**Data for the task:**
◆ ◆ ◆

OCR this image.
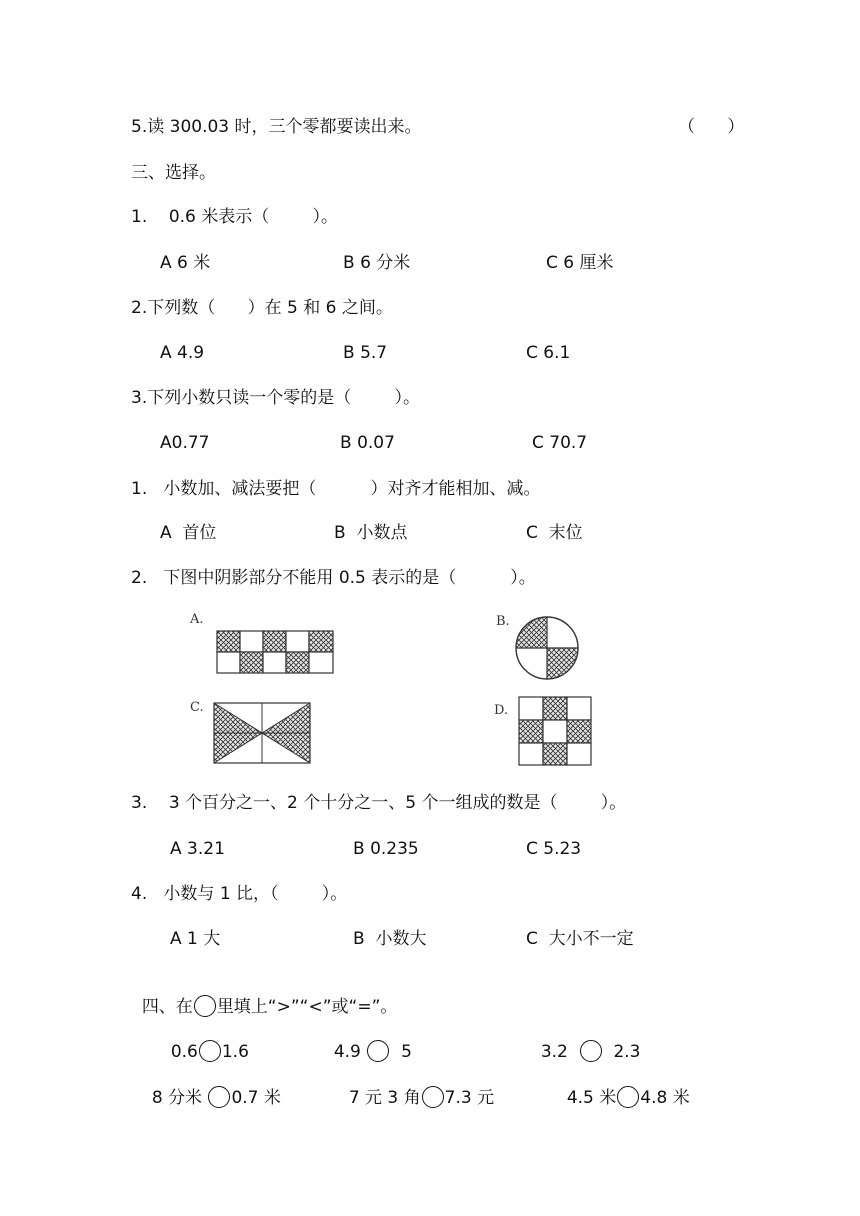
5.读 300.03 时，三个零都要读出来。	（      ）
三、选择。
1.    0.6 米表示（        ）。
A 6 米	B 6 分米	C 6 厘米
2.下列数（      ）在 5 和 6 之间。
A 4.9	B 5.7	C 6.1
3.下列小数只读一个零的是（        ）。
A0.77	B 0.07	C 70.7
1.   小数加、减法要把（          ）对齐才能相加、减。
A  首位	B  小数点	C  末位
2.   下图中阴影部分不能用 0.5 表示的是（          ）。
A.	B.
C.	D.
3.    3 个百分之一、2 个十分之一、5 个一组成的数是（        ）。
A 3.21	B 0.235	C 5.23
4.   小数与 1 比，（        ）。
A 1 大	B  小数大	C  大小不一定

四、在 里填上“>”“<”或“=”。

0.6 1.6	4.9   5	3.2    2.3

8 分米 0.7 米	7 元 3 角 7.3 元	4.5 米 4.8 米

◆ ◆ ◆

**Exercise goal:** Leave the pictures out and write out every entry exactly as given.

**Response to the task:**
OCR this image.
5.读 300.03 时，三个零都要读出来。	（      ）
三、选择。
1.    0.6 米表示（        ）。
A 6 米	B 6 分米	C 6 厘米
2.下列数（      ）在 5 和 6 之间。
A 4.9	B 5.7	C 6.1
3.下列小数只读一个零的是（        ）。
A0.77	B 0.07	C 70.7
1.   小数加、减法要把（          ）对齐才能相加、减。
A  首位	B  小数点	C  末位
2.   下图中阴影部分不能用 0.5 表示的是（          ）。
A.	B.
C.	D.
3.    3 个百分之一、2 个十分之一、5 个一组成的数是（        ）。
A 3.21	B 0.235	C 5.23
4.   小数与 1 比，（        ）。
A 1 大	B  小数大	C  大小不一定

四、在 里填上“>”“<”或“=”。

0.6 1.6	4.9   5	3.2    2.3

8 分米 0.7 米	7 元 3 角 7.3 元	4.5 米 4.8 米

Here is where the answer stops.